BRIEF:
Repeat the records below exactly, leaving out every picture.

#### PROVIDED DATA ####

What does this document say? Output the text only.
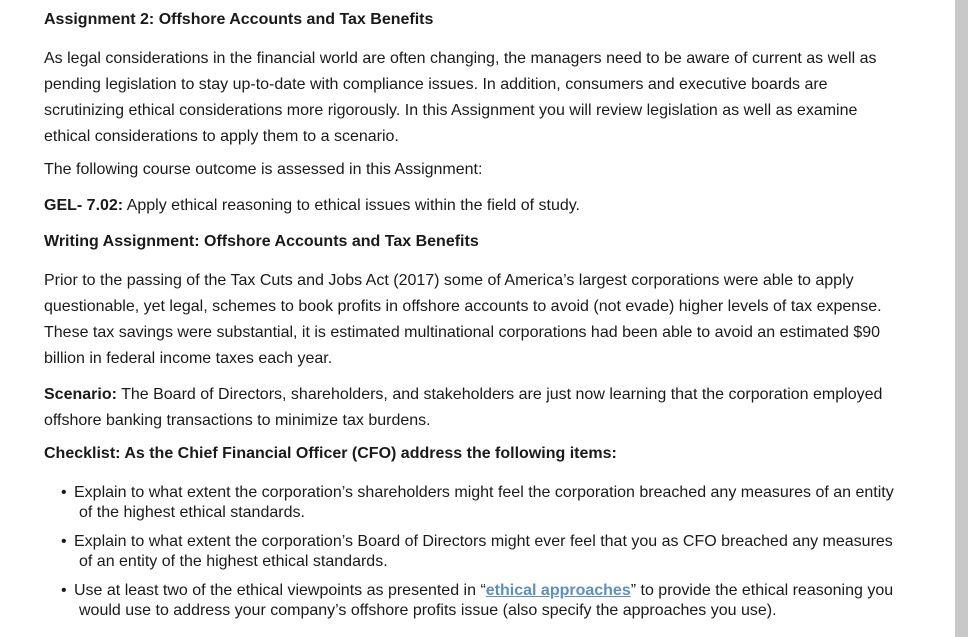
Assignment 2: Offshore Accounts and Tax Benefits

As legal considerations in the financial world are often changing, the managers need to be aware of current as well as pending legislation to stay up-to-date with compliance issues. In addition, consumers and executive boards are scrutinizing ethical considerations more rigorously. In this Assignment you will review legislation as well as examine ethical considerations to apply them to a scenario.

The following course outcome is assessed in this Assignment:

GEL- 7.02: Apply ethical reasoning to ethical issues within the field of study.

Writing Assignment: Offshore Accounts and Tax Benefits

Prior to the passing of the Tax Cuts and Jobs Act (2017) some of America’s largest corporations were able to apply questionable, yet legal, schemes to book profits in offshore accounts to avoid (not evade) higher levels of tax expense. These tax savings were substantial, it is estimated multinational corporations had been able to avoid an estimated $90 billion in federal income taxes each year.

Scenario: The Board of Directors, shareholders, and stakeholders are just now learning that the corporation employed offshore banking transactions to minimize tax burdens.

Checklist: As the Chief Financial Officer (CFO) address the following items:

• Explain to what extent the corporation’s shareholders might feel the corporation breached any measures of an entity of the highest ethical standards.
• Explain to what extent the corporation’s Board of Directors might ever feel that you as CFO breached any measures of an entity of the highest ethical standards.
• Use at least two of the ethical viewpoints as presented in “ethical approaches” to provide the ethical reasoning you would use to address your company’s offshore profits issue (also specify the approaches you use).
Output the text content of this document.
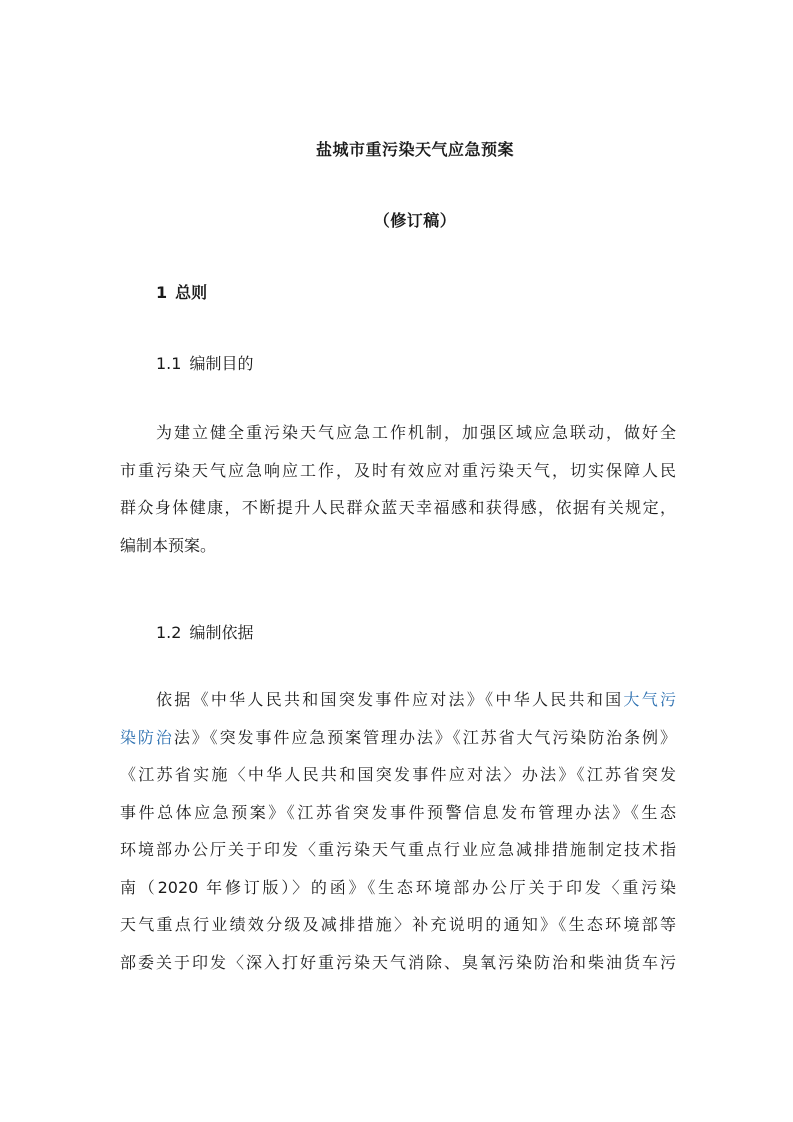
盐城市重污染天气应急预案
（修订稿）
1 总则
1.1 编制目的
为建立健全重污染天气应急工作机制，加强区域应急联动，做好全
市重污染天气应急响应工作，及时有效应对重污染天气，切实保障人民
群众身体健康，不断提升人民群众蓝天幸福感和获得感，依据有关规定，
编制本预案。
1.2 编制依据
依据《中华人民共和国突发事件应对法》《中华人民共和国大气污
染防治法》《突发事件应急预案管理办法》《江苏省大气污染防治条例》
《江苏省实施〈中华人民共和国突发事件应对法〉办法》《江苏省突发
事件总体应急预案》《江苏省突发事件预警信息发布管理办法》《生态
环境部办公厅关于印发〈重污染天气重点行业应急减排措施制定技术指
南（2020 年修订版）〉的函》《生态环境部办公厅关于印发〈重污染
天气重点行业绩效分级及减排措施〉补充说明的通知》《生态环境部等
部委关于印发〈深入打好重污染天气消除、臭氧污染防治和柴油货车污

####

THE COMPLETED TASK:
What does this document say? Output the text only.
Assignment 2: Offshore Accounts and Tax Benefits

As legal considerations in the financial world are often changing, the managers need to be aware of current as well as pending legislation to stay up-to-date with compliance issues. In addition, consumers and executive boards are scrutinizing ethical considerations more rigorously. In this Assignment you will review legislation as well as examine ethical considerations to apply them to a scenario.

The following course outcome is assessed in this Assignment:

GEL- 7.02: Apply ethical reasoning to ethical issues within the field of study.

Writing Assignment: Offshore Accounts and Tax Benefits

Prior to the passing of the Tax Cuts and Jobs Act (2017) some of America’s largest corporations were able to apply questionable, yet legal, schemes to book profits in offshore accounts to avoid (not evade) higher levels of tax expense. These tax savings were substantial, it is estimated multinational corporations had been able to avoid an estimated $90 billion in federal income taxes each year.

Scenario: The Board of Directors, shareholders, and stakeholders are just now learning that the corporation employed offshore banking transactions to minimize tax burdens.

Checklist: As the Chief Financial Officer (CFO) address the following items:

• Explain to what extent the corporation’s shareholders might feel the corporation breached any measures of an entity of the highest ethical standards.
• Explain to what extent the corporation’s Board of Directors might ever feel that you as CFO breached any measures of an entity of the highest ethical standards.
• Use at least two of the ethical viewpoints as presented in “ethical approaches” to provide the ethical reasoning you would use to address your company’s offshore profits issue (also specify the approaches you use).
Output the text content of this document.
盐城市重污染天气应急预案
（修订稿）
1 总则
1.1 编制目的
为建立健全重污染天气应急工作机制，加强区域应急联动，做好全
市重污染天气应急响应工作，及时有效应对重污染天气，切实保障人民
群众身体健康，不断提升人民群众蓝天幸福感和获得感，依据有关规定，
编制本预案。
1.2 编制依据
依据《中华人民共和国突发事件应对法》《中华人民共和国大气污
染防治法》《突发事件应急预案管理办法》《江苏省大气污染防治条例》
《江苏省实施〈中华人民共和国突发事件应对法〉办法》《江苏省突发
事件总体应急预案》《江苏省突发事件预警信息发布管理办法》《生态
环境部办公厅关于印发〈重污染天气重点行业应急减排措施制定技术指
南（2020 年修订版）〉的函》《生态环境部办公厅关于印发〈重污染
天气重点行业绩效分级及减排措施〉补充说明的通知》《生态环境部等
部委关于印发〈深入打好重污染天气消除、臭氧污染防治和柴油货车污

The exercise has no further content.